Entries from a dataset:
## Start

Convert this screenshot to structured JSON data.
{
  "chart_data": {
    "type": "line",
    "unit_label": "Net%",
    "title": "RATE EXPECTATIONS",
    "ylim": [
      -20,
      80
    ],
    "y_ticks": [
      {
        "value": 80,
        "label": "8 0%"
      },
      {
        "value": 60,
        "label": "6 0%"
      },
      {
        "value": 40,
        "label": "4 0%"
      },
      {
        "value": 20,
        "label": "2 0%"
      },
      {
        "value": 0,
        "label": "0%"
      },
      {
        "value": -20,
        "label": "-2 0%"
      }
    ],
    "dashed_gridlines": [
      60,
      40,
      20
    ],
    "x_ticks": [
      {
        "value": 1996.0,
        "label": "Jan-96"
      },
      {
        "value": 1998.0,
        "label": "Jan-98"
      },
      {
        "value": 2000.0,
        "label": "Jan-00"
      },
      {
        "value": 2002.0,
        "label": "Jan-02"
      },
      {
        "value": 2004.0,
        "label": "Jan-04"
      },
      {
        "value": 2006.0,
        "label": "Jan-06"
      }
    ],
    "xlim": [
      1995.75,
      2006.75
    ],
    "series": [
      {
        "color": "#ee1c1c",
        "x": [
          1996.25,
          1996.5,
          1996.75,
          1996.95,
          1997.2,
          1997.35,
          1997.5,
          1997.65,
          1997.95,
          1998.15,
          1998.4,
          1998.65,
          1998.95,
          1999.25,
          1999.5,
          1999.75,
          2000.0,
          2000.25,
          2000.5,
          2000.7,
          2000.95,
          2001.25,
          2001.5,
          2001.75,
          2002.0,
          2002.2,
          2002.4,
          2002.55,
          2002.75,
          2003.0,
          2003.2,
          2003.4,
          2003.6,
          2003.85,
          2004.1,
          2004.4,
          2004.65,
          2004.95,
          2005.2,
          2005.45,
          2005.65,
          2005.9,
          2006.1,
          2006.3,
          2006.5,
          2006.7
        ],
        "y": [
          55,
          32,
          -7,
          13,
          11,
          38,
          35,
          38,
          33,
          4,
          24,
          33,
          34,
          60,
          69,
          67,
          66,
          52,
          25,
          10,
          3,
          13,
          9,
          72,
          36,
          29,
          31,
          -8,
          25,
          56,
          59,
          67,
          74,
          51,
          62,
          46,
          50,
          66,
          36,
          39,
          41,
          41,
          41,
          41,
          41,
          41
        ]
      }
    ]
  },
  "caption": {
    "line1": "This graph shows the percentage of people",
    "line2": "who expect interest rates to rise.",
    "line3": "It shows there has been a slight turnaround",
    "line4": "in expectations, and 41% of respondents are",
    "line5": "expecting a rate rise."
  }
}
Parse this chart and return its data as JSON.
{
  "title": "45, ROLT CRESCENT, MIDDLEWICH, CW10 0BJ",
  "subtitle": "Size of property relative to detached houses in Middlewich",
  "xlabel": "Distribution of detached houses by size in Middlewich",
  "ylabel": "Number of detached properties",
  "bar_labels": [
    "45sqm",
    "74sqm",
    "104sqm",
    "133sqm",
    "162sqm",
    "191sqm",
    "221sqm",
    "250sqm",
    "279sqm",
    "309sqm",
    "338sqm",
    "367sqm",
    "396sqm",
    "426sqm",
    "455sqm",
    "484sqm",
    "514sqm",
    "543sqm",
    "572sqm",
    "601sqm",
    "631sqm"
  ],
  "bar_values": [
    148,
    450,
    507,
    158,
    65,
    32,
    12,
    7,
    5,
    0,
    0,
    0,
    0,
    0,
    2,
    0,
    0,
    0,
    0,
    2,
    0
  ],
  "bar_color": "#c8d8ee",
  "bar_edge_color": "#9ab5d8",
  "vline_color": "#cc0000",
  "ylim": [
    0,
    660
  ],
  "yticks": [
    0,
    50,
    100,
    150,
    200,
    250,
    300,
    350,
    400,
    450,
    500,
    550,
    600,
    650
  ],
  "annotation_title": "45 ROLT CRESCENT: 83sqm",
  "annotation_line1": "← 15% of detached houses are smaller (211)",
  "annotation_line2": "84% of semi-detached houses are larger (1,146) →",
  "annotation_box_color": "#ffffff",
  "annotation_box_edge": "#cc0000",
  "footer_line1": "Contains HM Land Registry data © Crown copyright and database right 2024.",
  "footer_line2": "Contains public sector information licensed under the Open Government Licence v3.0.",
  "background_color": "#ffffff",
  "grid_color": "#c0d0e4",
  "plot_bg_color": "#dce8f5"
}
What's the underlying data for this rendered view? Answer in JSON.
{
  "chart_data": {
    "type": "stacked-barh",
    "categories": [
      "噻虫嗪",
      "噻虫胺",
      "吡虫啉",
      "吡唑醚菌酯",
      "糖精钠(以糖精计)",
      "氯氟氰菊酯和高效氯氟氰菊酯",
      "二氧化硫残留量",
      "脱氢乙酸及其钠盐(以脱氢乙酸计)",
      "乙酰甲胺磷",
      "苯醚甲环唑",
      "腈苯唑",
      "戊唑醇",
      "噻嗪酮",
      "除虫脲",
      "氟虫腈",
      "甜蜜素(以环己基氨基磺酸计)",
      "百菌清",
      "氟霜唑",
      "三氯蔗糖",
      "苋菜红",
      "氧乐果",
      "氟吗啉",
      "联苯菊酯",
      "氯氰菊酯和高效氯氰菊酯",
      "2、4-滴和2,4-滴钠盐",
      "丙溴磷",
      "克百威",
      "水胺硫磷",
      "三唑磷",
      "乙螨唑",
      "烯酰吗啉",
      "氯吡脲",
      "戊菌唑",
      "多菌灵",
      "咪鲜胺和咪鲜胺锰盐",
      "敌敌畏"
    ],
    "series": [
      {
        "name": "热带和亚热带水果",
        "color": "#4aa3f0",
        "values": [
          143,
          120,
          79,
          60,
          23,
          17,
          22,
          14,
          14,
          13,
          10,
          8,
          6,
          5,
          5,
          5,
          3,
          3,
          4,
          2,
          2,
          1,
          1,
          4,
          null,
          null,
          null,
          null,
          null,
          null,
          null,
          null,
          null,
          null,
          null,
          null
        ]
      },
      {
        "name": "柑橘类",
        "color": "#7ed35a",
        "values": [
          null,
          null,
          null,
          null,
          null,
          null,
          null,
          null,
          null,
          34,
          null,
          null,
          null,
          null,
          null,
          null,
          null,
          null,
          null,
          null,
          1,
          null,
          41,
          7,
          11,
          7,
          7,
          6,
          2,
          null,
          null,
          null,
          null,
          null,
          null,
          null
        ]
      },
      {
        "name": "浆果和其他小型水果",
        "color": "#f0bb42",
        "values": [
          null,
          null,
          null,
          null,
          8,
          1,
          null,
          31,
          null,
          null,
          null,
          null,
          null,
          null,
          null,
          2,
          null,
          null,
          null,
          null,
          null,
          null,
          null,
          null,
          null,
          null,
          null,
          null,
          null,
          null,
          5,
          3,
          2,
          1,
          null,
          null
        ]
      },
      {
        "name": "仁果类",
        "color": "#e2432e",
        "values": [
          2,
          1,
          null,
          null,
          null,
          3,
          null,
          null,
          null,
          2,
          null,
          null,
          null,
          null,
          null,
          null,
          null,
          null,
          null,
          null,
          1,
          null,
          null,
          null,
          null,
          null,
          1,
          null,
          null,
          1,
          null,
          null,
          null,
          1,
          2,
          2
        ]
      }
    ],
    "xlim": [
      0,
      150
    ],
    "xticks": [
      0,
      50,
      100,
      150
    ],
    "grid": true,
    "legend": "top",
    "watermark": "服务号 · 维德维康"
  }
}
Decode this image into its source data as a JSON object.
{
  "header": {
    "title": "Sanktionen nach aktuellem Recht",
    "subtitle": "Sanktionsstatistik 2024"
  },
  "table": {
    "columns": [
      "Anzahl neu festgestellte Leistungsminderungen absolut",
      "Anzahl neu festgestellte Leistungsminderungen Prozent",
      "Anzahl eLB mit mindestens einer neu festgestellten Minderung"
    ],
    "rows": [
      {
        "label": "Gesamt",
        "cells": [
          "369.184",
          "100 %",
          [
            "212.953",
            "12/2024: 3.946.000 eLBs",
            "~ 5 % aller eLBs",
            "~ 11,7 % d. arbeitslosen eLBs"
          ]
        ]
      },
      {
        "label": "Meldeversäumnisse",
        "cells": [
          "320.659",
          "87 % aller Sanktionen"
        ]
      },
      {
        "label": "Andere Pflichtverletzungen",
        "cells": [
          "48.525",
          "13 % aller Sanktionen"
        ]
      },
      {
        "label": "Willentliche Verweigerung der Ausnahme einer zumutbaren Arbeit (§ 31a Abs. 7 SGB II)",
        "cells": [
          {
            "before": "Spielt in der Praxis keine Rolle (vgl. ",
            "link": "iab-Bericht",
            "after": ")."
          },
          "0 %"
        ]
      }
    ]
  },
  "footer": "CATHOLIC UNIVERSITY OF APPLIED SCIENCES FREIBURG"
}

## End

• To be done
Search the records for the word "Leistungsminderungen" and copy every line where it occurs.

• Final result
      "Anzahl neu festgestellte Leistungsminderungen absolut",
      "Anzahl neu festgestellte Leistungsminderungen Prozent",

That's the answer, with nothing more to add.